## [Requirement]
In the material below, count the lines with the word "JSON" and state that number only.

## [Extracted records]
○ ○ ○ ○ ○
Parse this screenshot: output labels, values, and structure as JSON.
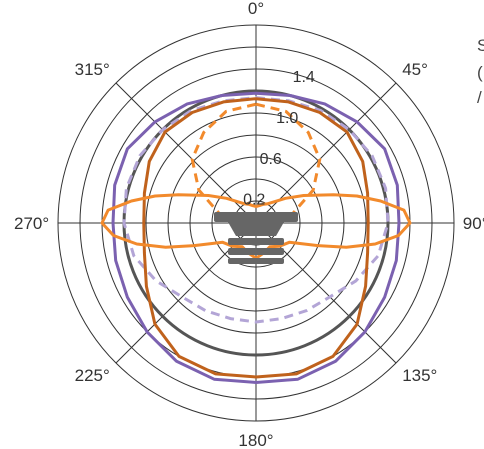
{
  "chart_data": {
    "type": "polar-line",
    "title": "",
    "angle_labels": [
      {
        "deg": 0,
        "label": "0°"
      },
      {
        "deg": 45,
        "label": "45°"
      },
      {
        "deg": 90,
        "label": "90°"
      },
      {
        "deg": 135,
        "label": "135°"
      },
      {
        "deg": 180,
        "label": "180°"
      },
      {
        "deg": 225,
        "label": "225°"
      },
      {
        "deg": 270,
        "label": "270°"
      },
      {
        "deg": 315,
        "label": "315°"
      }
    ],
    "radial_labels": [
      {
        "value": 0.2,
        "label": "0.2"
      },
      {
        "value": 0.6,
        "label": "0.6"
      },
      {
        "value": 1.0,
        "label": "1.0"
      },
      {
        "value": 1.4,
        "label": "1.4"
      }
    ],
    "radial_rings": [
      0.2,
      0.4,
      0.6,
      0.8,
      1.0,
      1.2,
      1.4,
      1.6,
      1.8
    ],
    "radial_max": 1.8,
    "reference_circle": 1.2,
    "spoke_angles": [
      0,
      45,
      90,
      135,
      180,
      225,
      270,
      315
    ],
    "colors": {
      "grid": "#333333",
      "reference": "#555555",
      "purple": "#7b61b0",
      "purple_light": "#b3a5d6",
      "brown": "#c0621c",
      "orange": "#f28a2c",
      "device": "#666666"
    },
    "series": [
      {
        "color": "#7b61b0",
        "dash": "solid",
        "angles": [
          0,
          15,
          30,
          45,
          60,
          75,
          90,
          105,
          120,
          135,
          150,
          165,
          180,
          195,
          210,
          225,
          240,
          255,
          270,
          285,
          300,
          315,
          330,
          345
        ],
        "values": [
          1.18,
          1.2,
          1.25,
          1.3,
          1.35,
          1.33,
          1.3,
          1.32,
          1.35,
          1.4,
          1.45,
          1.47,
          1.45,
          1.47,
          1.45,
          1.4,
          1.35,
          1.32,
          1.3,
          1.33,
          1.35,
          1.3,
          1.25,
          1.2
        ]
      },
      {
        "color": "#b3a5d6",
        "dash": "dashed",
        "angles": [
          0,
          15,
          30,
          45,
          60,
          75,
          90,
          105,
          120,
          135,
          150,
          165,
          180,
          195,
          210,
          225,
          240,
          255,
          270,
          285,
          300,
          315,
          330,
          345
        ],
        "values": [
          1.14,
          1.15,
          1.18,
          1.2,
          1.22,
          1.22,
          1.2,
          1.15,
          1.05,
          0.95,
          0.92,
          0.9,
          0.9,
          0.9,
          0.92,
          0.95,
          1.05,
          1.15,
          1.2,
          1.22,
          1.22,
          1.2,
          1.18,
          1.15
        ]
      },
      {
        "color": "#c0621c",
        "dash": "solid",
        "angles": [
          0,
          15,
          30,
          45,
          60,
          75,
          90,
          105,
          120,
          135,
          150,
          165,
          180,
          195,
          210,
          225,
          240,
          255,
          270,
          285,
          300,
          315,
          330,
          345
        ],
        "values": [
          1.13,
          1.14,
          1.16,
          1.17,
          1.12,
          1.05,
          1.02,
          1.05,
          1.15,
          1.3,
          1.4,
          1.42,
          1.4,
          1.42,
          1.4,
          1.3,
          1.15,
          1.05,
          1.02,
          1.05,
          1.12,
          1.17,
          1.16,
          1.14
        ]
      },
      {
        "color": "#f28a2c",
        "dash": "dashed",
        "angles": [
          0,
          15,
          30,
          45,
          60,
          75,
          90,
          105,
          120,
          135,
          150,
          165,
          180,
          195,
          210,
          225,
          240,
          255,
          270,
          285,
          300,
          315,
          330,
          345
        ],
        "values": [
          1.08,
          1.05,
          0.95,
          0.82,
          0.6,
          0.35,
          0.12,
          0.05,
          0.03,
          0.02,
          0.02,
          0.02,
          0.02,
          0.02,
          0.02,
          0.02,
          0.03,
          0.05,
          0.12,
          0.35,
          0.6,
          0.82,
          0.95,
          1.05
        ]
      },
      {
        "color": "#f28a2c",
        "dash": "solid",
        "angles": [
          0,
          10,
          20,
          30,
          40,
          50,
          60,
          70,
          75,
          80,
          85,
          90,
          95,
          100,
          105,
          110,
          120,
          135,
          150,
          165,
          180,
          195,
          210,
          225,
          240,
          250,
          255,
          260,
          265,
          270,
          275,
          280,
          285,
          290,
          300,
          310,
          320,
          330,
          340,
          350
        ],
        "values": [
          0.15,
          0.16,
          0.18,
          0.2,
          0.25,
          0.35,
          0.5,
          0.75,
          0.95,
          1.15,
          1.35,
          1.4,
          1.3,
          1.1,
          0.85,
          0.6,
          0.35,
          0.3,
          0.25,
          0.28,
          0.32,
          0.28,
          0.25,
          0.3,
          0.35,
          0.6,
          0.85,
          1.1,
          1.3,
          1.4,
          1.35,
          1.15,
          0.95,
          0.75,
          0.5,
          0.35,
          0.25,
          0.2,
          0.18,
          0.16
        ]
      }
    ],
    "legend_fragment": {
      "lines": [
        "S",
        "(",
        "/"
      ]
    }
  }
}
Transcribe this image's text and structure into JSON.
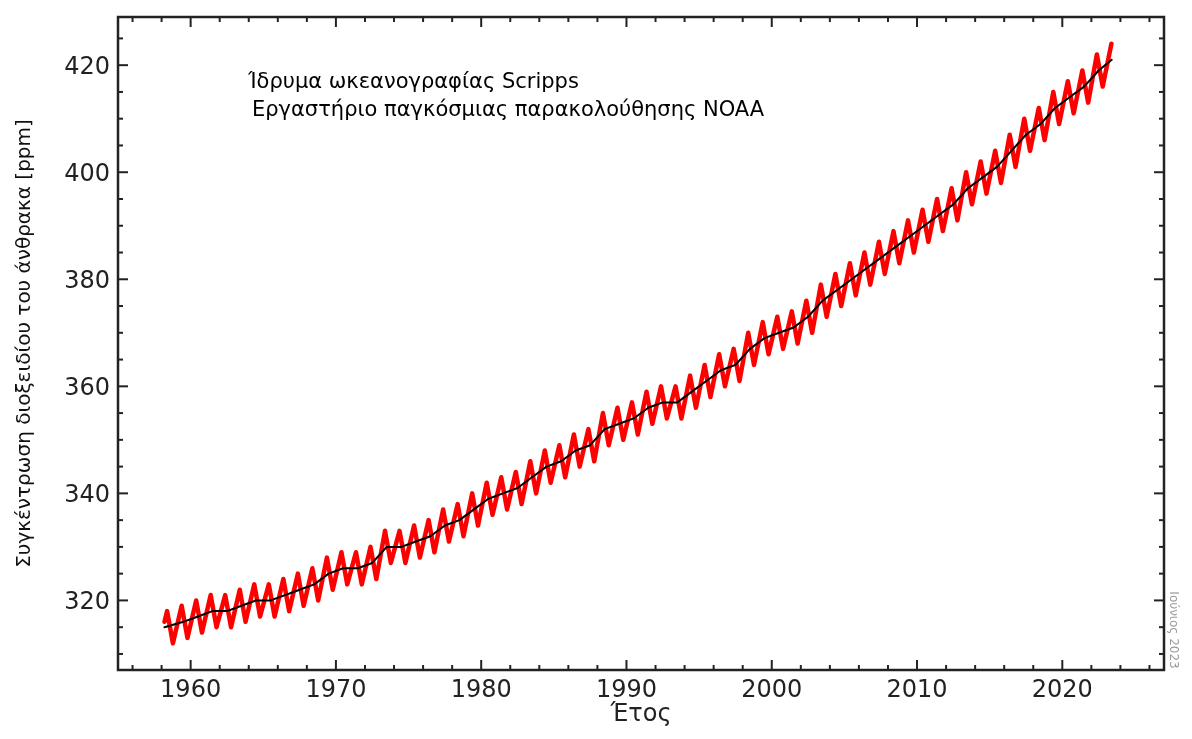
{
  "chart_data": {
    "type": "line",
    "xlabel": "Έτος",
    "ylabel": "Συγκέντρωση διοξειδίου του άνθρακα [ppm]",
    "annotations": [
      "Ίδρυμα ωκεανογραφίας Scripps",
      "Εργαστήριο παγκόσμιας παρακολούθησης NOAA",
      "Ιούνιος 2023"
    ],
    "xlim": [
      1955,
      2027
    ],
    "ylim": [
      307,
      429
    ],
    "xticks": [
      {
        "value": 1956,
        "label": null
      },
      {
        "value": 1958,
        "label": null
      },
      1960,
      {
        "value": 1962,
        "label": null
      },
      {
        "value": 1964,
        "label": null
      },
      {
        "value": 1966,
        "label": null
      },
      {
        "value": 1968,
        "label": null
      },
      1970,
      {
        "value": 1972,
        "label": null
      },
      {
        "value": 1974,
        "label": null
      },
      {
        "value": 1976,
        "label": null
      },
      {
        "value": 1978,
        "label": null
      },
      1980,
      {
        "value": 1982,
        "label": null
      },
      {
        "value": 1984,
        "label": null
      },
      {
        "value": 1986,
        "label": null
      },
      {
        "value": 1988,
        "label": null
      },
      1990,
      {
        "value": 1992,
        "label": null
      },
      {
        "value": 1994,
        "label": null
      },
      {
        "value": 1996,
        "label": null
      },
      {
        "value": 1998,
        "label": null
      },
      2000,
      {
        "value": 2002,
        "label": null
      },
      {
        "value": 2004,
        "label": null
      },
      {
        "value": 2006,
        "label": null
      },
      {
        "value": 2008,
        "label": null
      },
      2010,
      {
        "value": 2012,
        "label": null
      },
      {
        "value": 2014,
        "label": null
      },
      {
        "value": 2016,
        "label": null
      },
      {
        "value": 2018,
        "label": null
      },
      2020,
      {
        "value": 2022,
        "label": null
      },
      {
        "value": 2024,
        "label": null
      },
      {
        "value": 2026,
        "label": null
      }
    ],
    "yticks": [
      {
        "value": 310,
        "label": null
      },
      {
        "value": 315,
        "label": null
      },
      320,
      {
        "value": 325,
        "label": null
      },
      {
        "value": 330,
        "label": null
      },
      {
        "value": 335,
        "label": null
      },
      340,
      {
        "value": 345,
        "label": null
      },
      {
        "value": 350,
        "label": null
      },
      {
        "value": 355,
        "label": null
      },
      360,
      {
        "value": 365,
        "label": null
      },
      {
        "value": 370,
        "label": null
      },
      {
        "value": 375,
        "label": null
      },
      380,
      {
        "value": 385,
        "label": null
      },
      {
        "value": 390,
        "label": null
      },
      {
        "value": 395,
        "label": null
      },
      400,
      {
        "value": 405,
        "label": null
      },
      {
        "value": 410,
        "label": null
      },
      {
        "value": 415,
        "label": null
      },
      420,
      {
        "value": 425,
        "label": null
      }
    ],
    "grid": false,
    "marker": "none",
    "line_style": "solid",
    "series": [
      {
        "color": "#ff0000",
        "x": [
          1958.2,
          1958.38,
          1958.78,
          1959.38,
          1959.78,
          1960.38,
          1960.78,
          1961.38,
          1961.78,
          1962.38,
          1962.78,
          1963.38,
          1963.78,
          1964.38,
          1964.78,
          1965.38,
          1965.78,
          1966.38,
          1966.78,
          1967.38,
          1967.78,
          1968.38,
          1968.78,
          1969.38,
          1969.78,
          1970.38,
          1970.78,
          1971.38,
          1971.78,
          1972.38,
          1972.78,
          1973.38,
          1973.78,
          1974.38,
          1974.78,
          1975.38,
          1975.78,
          1976.38,
          1976.78,
          1977.38,
          1977.78,
          1978.38,
          1978.78,
          1979.38,
          1979.78,
          1980.38,
          1980.78,
          1981.38,
          1981.78,
          1982.38,
          1982.78,
          1983.38,
          1983.78,
          1984.38,
          1984.78,
          1985.38,
          1985.78,
          1986.38,
          1986.78,
          1987.38,
          1987.78,
          1988.38,
          1988.78,
          1989.38,
          1989.78,
          1990.38,
          1990.78,
          1991.38,
          1991.78,
          1992.38,
          1992.78,
          1993.38,
          1993.78,
          1994.38,
          1994.78,
          1995.38,
          1995.78,
          1996.38,
          1996.78,
          1997.38,
          1997.78,
          1998.38,
          1998.78,
          1999.38,
          1999.78,
          2000.38,
          2000.78,
          2001.38,
          2001.78,
          2002.38,
          2002.78,
          2003.38,
          2003.78,
          2004.38,
          2004.78,
          2005.38,
          2005.78,
          2006.38,
          2006.78,
          2007.38,
          2007.78,
          2008.38,
          2008.78,
          2009.38,
          2009.78,
          2010.38,
          2010.78,
          2011.38,
          2011.78,
          2012.38,
          2012.78,
          2013.38,
          2013.78,
          2014.38,
          2014.78,
          2015.38,
          2015.78,
          2016.38,
          2016.78,
          2017.38,
          2017.78,
          2018.38,
          2018.78,
          2019.38,
          2019.78,
          2020.38,
          2020.78,
          2021.38,
          2021.78,
          2022.38,
          2022.78,
          2023.38
        ],
        "values": [
          316,
          318,
          312,
          319,
          313,
          320,
          314,
          321,
          315,
          321,
          315,
          322,
          316,
          323,
          317,
          323,
          317,
          324,
          318,
          325,
          319,
          326,
          320,
          328,
          322,
          329,
          323,
          329,
          323,
          330,
          324,
          333,
          327,
          333,
          327,
          334,
          328,
          335,
          329,
          337,
          331,
          338,
          332,
          340,
          334,
          342,
          336,
          343,
          337,
          344,
          338,
          346,
          340,
          348,
          342,
          349,
          343,
          351,
          345,
          352,
          346,
          355,
          349,
          356,
          350,
          357,
          351,
          359,
          353,
          360,
          354,
          360,
          354,
          362,
          356,
          364,
          358,
          366,
          360,
          367,
          361,
          370,
          364,
          372,
          366,
          373,
          367,
          374,
          368,
          376,
          370,
          379,
          373,
          381,
          375,
          383,
          377,
          385,
          379,
          387,
          381,
          389,
          383,
          391,
          385,
          393,
          387,
          395,
          389,
          397,
          391,
          400,
          394,
          402,
          396,
          404,
          398,
          407,
          401,
          410,
          404,
          412,
          406,
          415,
          409,
          417,
          411,
          419,
          413,
          422,
          416,
          424
        ]
      },
      {
        "color": "#000000",
        "x": [
          1958.2,
          1959.5,
          1960.5,
          1961.5,
          1962.5,
          1963.5,
          1964.5,
          1965.5,
          1966.5,
          1967.5,
          1968.5,
          1969.5,
          1970.5,
          1971.5,
          1972.5,
          1973.5,
          1974.5,
          1975.5,
          1976.5,
          1977.5,
          1978.5,
          1979.5,
          1980.5,
          1981.5,
          1982.5,
          1983.5,
          1984.5,
          1985.5,
          1986.5,
          1987.5,
          1988.5,
          1989.5,
          1990.5,
          1991.5,
          1992.5,
          1993.5,
          1994.5,
          1995.5,
          1996.5,
          1997.5,
          1998.5,
          1999.5,
          2000.5,
          2001.5,
          2002.5,
          2003.5,
          2004.5,
          2005.5,
          2006.5,
          2007.5,
          2008.5,
          2009.5,
          2010.5,
          2011.5,
          2012.5,
          2013.5,
          2014.5,
          2015.5,
          2016.5,
          2017.5,
          2018.5,
          2019.5,
          2020.5,
          2021.5,
          2022.5,
          2023.4
        ],
        "values": [
          315,
          316,
          317,
          318,
          318,
          319,
          320,
          320,
          321,
          322,
          323,
          325,
          326,
          326,
          327,
          330,
          330,
          331,
          332,
          334,
          335,
          337,
          339,
          340,
          341,
          343,
          345,
          346,
          348,
          349,
          352,
          353,
          354,
          356,
          357,
          357,
          359,
          361,
          363,
          364,
          367,
          369,
          370,
          371,
          373,
          376,
          378,
          380,
          382,
          384,
          386,
          388,
          390,
          392,
          394,
          397,
          399,
          401,
          404,
          407,
          409,
          412,
          414,
          416,
          419,
          421
        ]
      }
    ]
  }
}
○ ○ ○ ○ ○
## [Result of the task]
2